> **Information shown**:

## begin

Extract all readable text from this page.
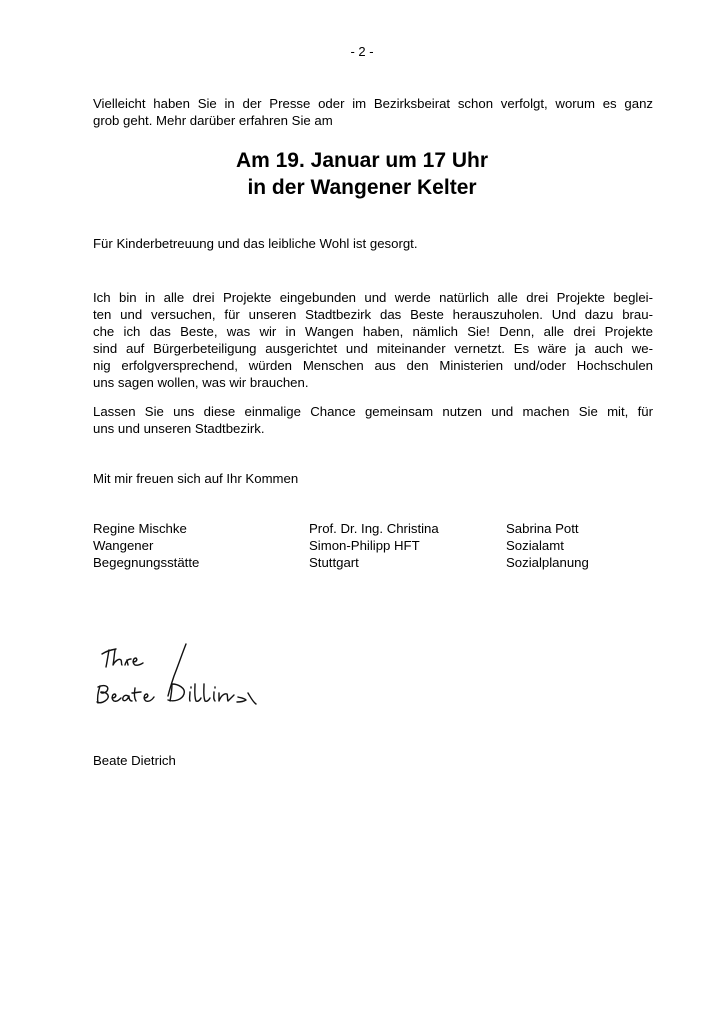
- 2 -

Vielleicht haben Sie in der Presse oder im Bezirksbeirat schon verfolgt, worum es ganz
grob geht. Mehr darüber erfahren Sie am

Am 19. Januar um 17 Uhr
in der Wangener Kelter

Für Kinderbetreuung und das leibliche Wohl ist gesorgt.

Ich bin in alle drei Projekte eingebunden und werde natürlich alle drei Projekte beglei-
ten und versuchen, für unseren Stadtbezirk das Beste herauszuholen. Und dazu brau-
che ich das Beste, was wir in Wangen haben, nämlich Sie! Denn, alle drei Projekte
sind auf Bürgerbeteiligung ausgerichtet und miteinander vernetzt. Es wäre ja auch we-
nig erfolgversprechend, würden Menschen aus den Ministerien und/oder Hochschulen
uns sagen wollen, was wir brauchen.

Lassen Sie uns diese einmalige Chance gemeinsam nutzen und machen Sie mit, für
uns und unseren Stadtbezirk.

Mit mir freuen sich auf Ihr Kommen

Regine Mischke
Wangener
Begegnungsstätte
Prof. Dr. Ing. Christina
Simon-Philipp HFT
Stuttgart
Sabrina Pott
Sozialamt
Sozialplanung

Beate Dietrich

## end

> **Exercise**: Which lines in the data above contain "Projekte"? Show each one.

> **Exercise solution**:
Ich bin in alle drei Projekte eingebunden und werde natürlich alle drei Projekte beglei-
che ich das Beste, was wir in Wangen haben, nämlich Sie! Denn, alle drei Projekte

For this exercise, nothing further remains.